▸ Challenge: Print every row below word for word, in the same order, changing nothing.

▸ Exercise inputs:
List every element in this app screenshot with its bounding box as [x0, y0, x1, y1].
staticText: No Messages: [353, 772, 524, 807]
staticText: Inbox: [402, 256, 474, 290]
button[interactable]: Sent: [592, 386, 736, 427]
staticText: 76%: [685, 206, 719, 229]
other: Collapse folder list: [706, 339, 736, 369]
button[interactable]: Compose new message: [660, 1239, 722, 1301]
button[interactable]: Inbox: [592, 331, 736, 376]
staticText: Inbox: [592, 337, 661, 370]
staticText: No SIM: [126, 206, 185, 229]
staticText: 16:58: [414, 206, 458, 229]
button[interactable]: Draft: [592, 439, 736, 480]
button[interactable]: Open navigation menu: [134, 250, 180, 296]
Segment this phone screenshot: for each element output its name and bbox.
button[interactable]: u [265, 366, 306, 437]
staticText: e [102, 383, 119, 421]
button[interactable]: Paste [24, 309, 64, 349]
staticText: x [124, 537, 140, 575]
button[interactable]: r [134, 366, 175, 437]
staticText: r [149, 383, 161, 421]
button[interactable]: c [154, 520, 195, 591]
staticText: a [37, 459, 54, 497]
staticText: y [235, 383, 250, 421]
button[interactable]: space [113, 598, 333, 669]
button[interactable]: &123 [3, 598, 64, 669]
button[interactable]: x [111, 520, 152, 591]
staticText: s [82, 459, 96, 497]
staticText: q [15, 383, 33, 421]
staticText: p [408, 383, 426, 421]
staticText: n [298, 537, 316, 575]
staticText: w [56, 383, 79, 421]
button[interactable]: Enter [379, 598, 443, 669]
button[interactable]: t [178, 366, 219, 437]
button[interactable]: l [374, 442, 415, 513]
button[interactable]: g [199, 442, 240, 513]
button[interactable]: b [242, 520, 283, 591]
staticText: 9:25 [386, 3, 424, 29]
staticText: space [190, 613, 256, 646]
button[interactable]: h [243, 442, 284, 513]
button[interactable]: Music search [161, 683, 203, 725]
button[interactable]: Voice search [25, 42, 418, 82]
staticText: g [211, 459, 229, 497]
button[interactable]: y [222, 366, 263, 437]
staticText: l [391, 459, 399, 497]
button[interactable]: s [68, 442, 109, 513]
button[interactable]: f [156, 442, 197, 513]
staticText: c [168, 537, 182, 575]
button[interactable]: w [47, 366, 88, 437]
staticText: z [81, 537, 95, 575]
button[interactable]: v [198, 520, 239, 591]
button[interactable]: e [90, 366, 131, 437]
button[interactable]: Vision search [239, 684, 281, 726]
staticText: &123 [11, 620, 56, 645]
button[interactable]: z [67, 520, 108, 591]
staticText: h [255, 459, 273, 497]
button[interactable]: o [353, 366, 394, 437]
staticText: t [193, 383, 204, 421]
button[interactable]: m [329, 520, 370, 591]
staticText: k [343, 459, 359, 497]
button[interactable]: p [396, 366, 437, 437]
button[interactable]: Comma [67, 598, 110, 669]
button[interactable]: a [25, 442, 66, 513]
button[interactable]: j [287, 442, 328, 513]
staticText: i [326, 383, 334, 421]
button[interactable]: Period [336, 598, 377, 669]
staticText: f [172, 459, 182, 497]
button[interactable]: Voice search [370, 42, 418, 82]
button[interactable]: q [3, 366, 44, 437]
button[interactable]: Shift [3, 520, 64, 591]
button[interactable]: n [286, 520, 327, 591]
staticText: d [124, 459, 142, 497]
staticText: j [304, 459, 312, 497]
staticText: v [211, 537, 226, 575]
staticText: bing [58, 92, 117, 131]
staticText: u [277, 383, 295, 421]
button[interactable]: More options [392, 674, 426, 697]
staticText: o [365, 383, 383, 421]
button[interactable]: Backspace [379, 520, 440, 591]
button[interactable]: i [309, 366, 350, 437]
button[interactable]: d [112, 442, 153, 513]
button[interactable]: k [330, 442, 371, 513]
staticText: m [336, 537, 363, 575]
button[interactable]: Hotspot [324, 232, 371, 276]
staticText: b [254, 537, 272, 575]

▸ Result:
List every element in this app screenshot with its bounding box as [x0, y0, x1, y1].
staticText: No Messages: [353, 772, 524, 807]
staticText: Inbox: [402, 256, 474, 290]
button[interactable]: Sent: [592, 386, 736, 427]
staticText: 76%: [685, 206, 719, 229]
other: Collapse folder list: [706, 339, 736, 369]
button[interactable]: Compose new message: [660, 1239, 722, 1301]
button[interactable]: Inbox: [592, 331, 736, 376]
staticText: Inbox: [592, 337, 661, 370]
staticText: No SIM: [126, 206, 185, 229]
staticText: 16:58: [414, 206, 458, 229]
button[interactable]: Draft: [592, 439, 736, 480]
button[interactable]: Open navigation menu: [134, 250, 180, 296]
Segment this phone screenshot: for each element output its name and bbox.
button[interactable]: u [265, 366, 306, 437]
staticText: e [102, 383, 119, 421]
button[interactable]: Paste [24, 309, 64, 349]
staticText: x [124, 537, 140, 575]
button[interactable]: r [134, 366, 175, 437]
staticText: r [149, 383, 161, 421]
button[interactable]: c [154, 520, 195, 591]
staticText: a [37, 459, 54, 497]
staticText: y [235, 383, 250, 421]
button[interactable]: space [113, 598, 333, 669]
button[interactable]: &123 [3, 598, 64, 669]
button[interactable]: x [111, 520, 152, 591]
staticText: s [82, 459, 96, 497]
staticText: q [15, 383, 33, 421]
staticText: p [408, 383, 426, 421]
staticText: n [298, 537, 316, 575]
staticText: w [56, 383, 79, 421]
button[interactable]: Enter [379, 598, 443, 669]
button[interactable]: t [178, 366, 219, 437]
button[interactable]: l [374, 442, 415, 513]
button[interactable]: g [199, 442, 240, 513]
button[interactable]: b [242, 520, 283, 591]
staticText: 9:25 [386, 3, 424, 29]
staticText: space [190, 613, 256, 646]
button[interactable]: h [243, 442, 284, 513]
button[interactable]: Music search [161, 683, 203, 725]
button[interactable]: Voice search [25, 42, 418, 82]
staticText: g [211, 459, 229, 497]
button[interactable]: y [222, 366, 263, 437]
staticText: l [391, 459, 399, 497]
button[interactable]: s [68, 442, 109, 513]
button[interactable]: f [156, 442, 197, 513]
staticText: c [168, 537, 182, 575]
button[interactable]: w [47, 366, 88, 437]
staticText: z [81, 537, 95, 575]
button[interactable]: v [198, 520, 239, 591]
button[interactable]: e [90, 366, 131, 437]
button[interactable]: Vision search [239, 684, 281, 726]
staticText: &123 [11, 620, 56, 645]
button[interactable]: z [67, 520, 108, 591]
staticText: h [255, 459, 273, 497]
button[interactable]: o [353, 366, 394, 437]
staticText: t [193, 383, 204, 421]
button[interactable]: m [329, 520, 370, 591]
staticText: k [343, 459, 359, 497]
button[interactable]: p [396, 366, 437, 437]
button[interactable]: Comma [67, 598, 110, 669]
button[interactable]: a [25, 442, 66, 513]
button[interactable]: j [287, 442, 328, 513]
staticText: i [326, 383, 334, 421]
button[interactable]: Period [336, 598, 377, 669]
staticText: f [172, 459, 182, 497]
button[interactable]: Voice search [370, 42, 418, 82]
button[interactable]: q [3, 366, 44, 437]
button[interactable]: Shift [3, 520, 64, 591]
button[interactable]: n [286, 520, 327, 591]
staticText: d [124, 459, 142, 497]
staticText: j [304, 459, 312, 497]
staticText: v [211, 537, 226, 575]
staticText: bing [58, 92, 117, 131]
staticText: u [277, 383, 295, 421]
button[interactable]: More options [392, 674, 426, 697]
staticText: o [365, 383, 383, 421]
button[interactable]: Backspace [379, 520, 440, 591]
button[interactable]: i [309, 366, 350, 437]
button[interactable]: d [112, 442, 153, 513]
button[interactable]: k [330, 442, 371, 513]
staticText: m [336, 537, 363, 575]
button[interactable]: Hotspot [324, 232, 371, 276]
staticText: b [254, 537, 272, 575]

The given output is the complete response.